*Requirement:* Type out the data exactly as given. Skip any image.
** Begin Listing **
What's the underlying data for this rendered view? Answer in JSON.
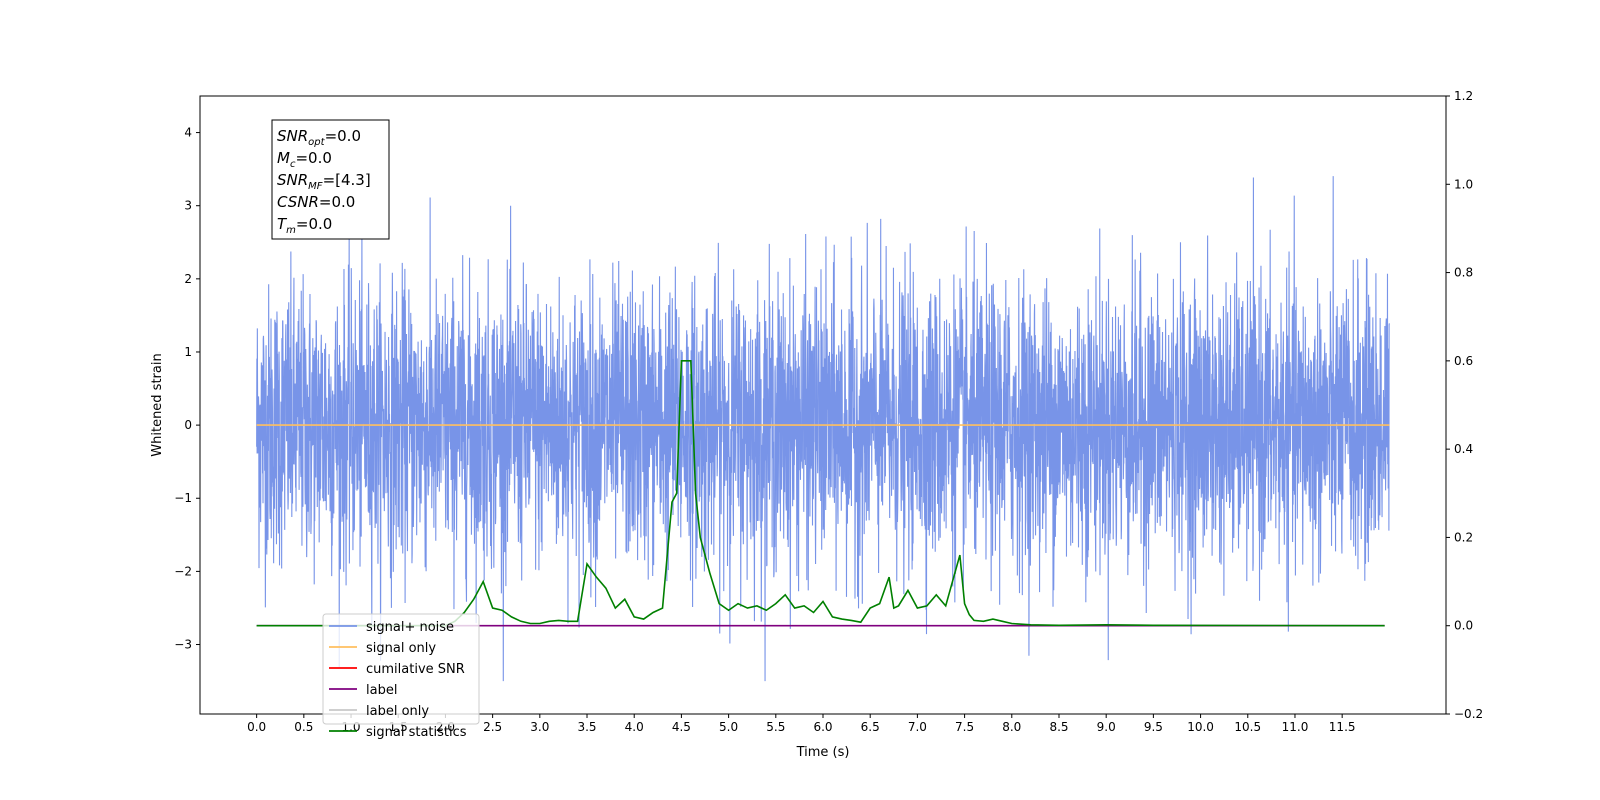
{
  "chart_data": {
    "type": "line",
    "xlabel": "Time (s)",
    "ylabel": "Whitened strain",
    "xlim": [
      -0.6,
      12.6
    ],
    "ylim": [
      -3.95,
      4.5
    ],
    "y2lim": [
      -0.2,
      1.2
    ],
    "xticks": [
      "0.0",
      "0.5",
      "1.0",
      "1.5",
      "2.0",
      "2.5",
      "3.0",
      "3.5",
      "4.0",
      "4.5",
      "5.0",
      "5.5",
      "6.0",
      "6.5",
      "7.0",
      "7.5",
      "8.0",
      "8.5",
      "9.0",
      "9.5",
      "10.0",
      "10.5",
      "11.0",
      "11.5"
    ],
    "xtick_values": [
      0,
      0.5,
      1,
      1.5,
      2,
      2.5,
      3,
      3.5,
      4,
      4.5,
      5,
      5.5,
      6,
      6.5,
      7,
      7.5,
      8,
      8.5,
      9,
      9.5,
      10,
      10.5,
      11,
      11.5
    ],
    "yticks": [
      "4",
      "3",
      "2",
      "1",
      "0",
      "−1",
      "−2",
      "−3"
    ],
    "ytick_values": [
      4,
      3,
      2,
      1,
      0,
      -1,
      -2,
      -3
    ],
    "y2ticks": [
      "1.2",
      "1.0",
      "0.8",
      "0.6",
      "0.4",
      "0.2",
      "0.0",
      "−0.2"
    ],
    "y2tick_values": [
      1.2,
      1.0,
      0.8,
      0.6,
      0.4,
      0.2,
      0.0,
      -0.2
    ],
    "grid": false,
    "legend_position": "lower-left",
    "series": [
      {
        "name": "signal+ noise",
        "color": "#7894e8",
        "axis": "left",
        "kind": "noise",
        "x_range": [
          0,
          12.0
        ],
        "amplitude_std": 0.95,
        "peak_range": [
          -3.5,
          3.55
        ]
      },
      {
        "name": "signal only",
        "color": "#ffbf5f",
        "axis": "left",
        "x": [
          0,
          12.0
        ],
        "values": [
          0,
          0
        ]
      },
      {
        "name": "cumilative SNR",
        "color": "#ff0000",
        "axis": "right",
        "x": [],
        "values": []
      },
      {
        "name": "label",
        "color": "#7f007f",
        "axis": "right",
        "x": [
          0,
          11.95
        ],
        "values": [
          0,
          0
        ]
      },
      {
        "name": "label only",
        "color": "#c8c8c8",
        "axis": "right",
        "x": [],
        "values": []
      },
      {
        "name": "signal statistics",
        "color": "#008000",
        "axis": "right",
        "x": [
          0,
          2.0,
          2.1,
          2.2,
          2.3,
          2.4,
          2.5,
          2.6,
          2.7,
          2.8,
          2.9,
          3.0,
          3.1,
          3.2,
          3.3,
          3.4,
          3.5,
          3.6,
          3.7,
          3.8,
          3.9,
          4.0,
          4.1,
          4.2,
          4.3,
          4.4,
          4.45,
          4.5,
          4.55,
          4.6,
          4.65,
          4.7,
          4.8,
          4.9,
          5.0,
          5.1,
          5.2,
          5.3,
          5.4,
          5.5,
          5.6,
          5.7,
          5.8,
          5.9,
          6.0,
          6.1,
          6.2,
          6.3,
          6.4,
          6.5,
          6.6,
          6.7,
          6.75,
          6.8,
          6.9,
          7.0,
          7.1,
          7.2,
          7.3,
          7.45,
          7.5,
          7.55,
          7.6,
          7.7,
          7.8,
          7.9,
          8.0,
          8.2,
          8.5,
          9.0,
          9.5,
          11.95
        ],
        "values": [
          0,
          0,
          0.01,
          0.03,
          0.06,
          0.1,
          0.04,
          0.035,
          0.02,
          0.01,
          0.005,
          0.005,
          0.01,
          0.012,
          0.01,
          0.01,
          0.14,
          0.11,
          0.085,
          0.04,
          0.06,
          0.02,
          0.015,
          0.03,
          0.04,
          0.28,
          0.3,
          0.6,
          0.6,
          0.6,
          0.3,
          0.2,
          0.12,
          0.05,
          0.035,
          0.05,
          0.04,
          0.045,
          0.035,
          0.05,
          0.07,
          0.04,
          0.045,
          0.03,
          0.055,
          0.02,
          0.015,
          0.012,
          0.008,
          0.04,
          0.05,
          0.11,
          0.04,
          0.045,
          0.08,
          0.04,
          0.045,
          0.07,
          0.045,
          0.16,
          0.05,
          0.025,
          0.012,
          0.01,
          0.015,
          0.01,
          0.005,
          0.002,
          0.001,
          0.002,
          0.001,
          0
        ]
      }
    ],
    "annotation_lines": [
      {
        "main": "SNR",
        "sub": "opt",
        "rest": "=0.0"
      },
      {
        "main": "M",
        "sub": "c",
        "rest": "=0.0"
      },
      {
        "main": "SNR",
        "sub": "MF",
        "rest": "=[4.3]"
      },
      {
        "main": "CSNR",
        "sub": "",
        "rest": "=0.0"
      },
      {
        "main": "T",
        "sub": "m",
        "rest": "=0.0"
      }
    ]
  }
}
** End Listing **
*Solved exercise:*
What's the underlying data for this rendered view? Answer in JSON.
{
  "chart_data": {
    "type": "line",
    "xlabel": "Time (s)",
    "ylabel": "Whitened strain",
    "xlim": [
      -0.6,
      12.6
    ],
    "ylim": [
      -3.95,
      4.5
    ],
    "y2lim": [
      -0.2,
      1.2
    ],
    "xticks": [
      "0.0",
      "0.5",
      "1.0",
      "1.5",
      "2.0",
      "2.5",
      "3.0",
      "3.5",
      "4.0",
      "4.5",
      "5.0",
      "5.5",
      "6.0",
      "6.5",
      "7.0",
      "7.5",
      "8.0",
      "8.5",
      "9.0",
      "9.5",
      "10.0",
      "10.5",
      "11.0",
      "11.5"
    ],
    "xtick_values": [
      0,
      0.5,
      1,
      1.5,
      2,
      2.5,
      3,
      3.5,
      4,
      4.5,
      5,
      5.5,
      6,
      6.5,
      7,
      7.5,
      8,
      8.5,
      9,
      9.5,
      10,
      10.5,
      11,
      11.5
    ],
    "yticks": [
      "4",
      "3",
      "2",
      "1",
      "0",
      "−1",
      "−2",
      "−3"
    ],
    "ytick_values": [
      4,
      3,
      2,
      1,
      0,
      -1,
      -2,
      -3
    ],
    "y2ticks": [
      "1.2",
      "1.0",
      "0.8",
      "0.6",
      "0.4",
      "0.2",
      "0.0",
      "−0.2"
    ],
    "y2tick_values": [
      1.2,
      1.0,
      0.8,
      0.6,
      0.4,
      0.2,
      0.0,
      -0.2
    ],
    "grid": false,
    "legend_position": "lower-left",
    "series": [
      {
        "name": "signal+ noise",
        "color": "#7894e8",
        "axis": "left",
        "kind": "noise",
        "x_range": [
          0,
          12.0
        ],
        "amplitude_std": 0.95,
        "peak_range": [
          -3.5,
          3.55
        ]
      },
      {
        "name": "signal only",
        "color": "#ffbf5f",
        "axis": "left",
        "x": [
          0,
          12.0
        ],
        "values": [
          0,
          0
        ]
      },
      {
        "name": "cumilative SNR",
        "color": "#ff0000",
        "axis": "right",
        "x": [],
        "values": []
      },
      {
        "name": "label",
        "color": "#7f007f",
        "axis": "right",
        "x": [
          0,
          11.95
        ],
        "values": [
          0,
          0
        ]
      },
      {
        "name": "label only",
        "color": "#c8c8c8",
        "axis": "right",
        "x": [],
        "values": []
      },
      {
        "name": "signal statistics",
        "color": "#008000",
        "axis": "right",
        "x": [
          0,
          2.0,
          2.1,
          2.2,
          2.3,
          2.4,
          2.5,
          2.6,
          2.7,
          2.8,
          2.9,
          3.0,
          3.1,
          3.2,
          3.3,
          3.4,
          3.5,
          3.6,
          3.7,
          3.8,
          3.9,
          4.0,
          4.1,
          4.2,
          4.3,
          4.4,
          4.45,
          4.5,
          4.55,
          4.6,
          4.65,
          4.7,
          4.8,
          4.9,
          5.0,
          5.1,
          5.2,
          5.3,
          5.4,
          5.5,
          5.6,
          5.7,
          5.8,
          5.9,
          6.0,
          6.1,
          6.2,
          6.3,
          6.4,
          6.5,
          6.6,
          6.7,
          6.75,
          6.8,
          6.9,
          7.0,
          7.1,
          7.2,
          7.3,
          7.45,
          7.5,
          7.55,
          7.6,
          7.7,
          7.8,
          7.9,
          8.0,
          8.2,
          8.5,
          9.0,
          9.5,
          11.95
        ],
        "values": [
          0,
          0,
          0.01,
          0.03,
          0.06,
          0.1,
          0.04,
          0.035,
          0.02,
          0.01,
          0.005,
          0.005,
          0.01,
          0.012,
          0.01,
          0.01,
          0.14,
          0.11,
          0.085,
          0.04,
          0.06,
          0.02,
          0.015,
          0.03,
          0.04,
          0.28,
          0.3,
          0.6,
          0.6,
          0.6,
          0.3,
          0.2,
          0.12,
          0.05,
          0.035,
          0.05,
          0.04,
          0.045,
          0.035,
          0.05,
          0.07,
          0.04,
          0.045,
          0.03,
          0.055,
          0.02,
          0.015,
          0.012,
          0.008,
          0.04,
          0.05,
          0.11,
          0.04,
          0.045,
          0.08,
          0.04,
          0.045,
          0.07,
          0.045,
          0.16,
          0.05,
          0.025,
          0.012,
          0.01,
          0.015,
          0.01,
          0.005,
          0.002,
          0.001,
          0.002,
          0.001,
          0
        ]
      }
    ],
    "annotation_lines": [
      {
        "main": "SNR",
        "sub": "opt",
        "rest": "=0.0"
      },
      {
        "main": "M",
        "sub": "c",
        "rest": "=0.0"
      },
      {
        "main": "SNR",
        "sub": "MF",
        "rest": "=[4.3]"
      },
      {
        "main": "CSNR",
        "sub": "",
        "rest": "=0.0"
      },
      {
        "main": "T",
        "sub": "m",
        "rest": "=0.0"
      }
    ]
  }
}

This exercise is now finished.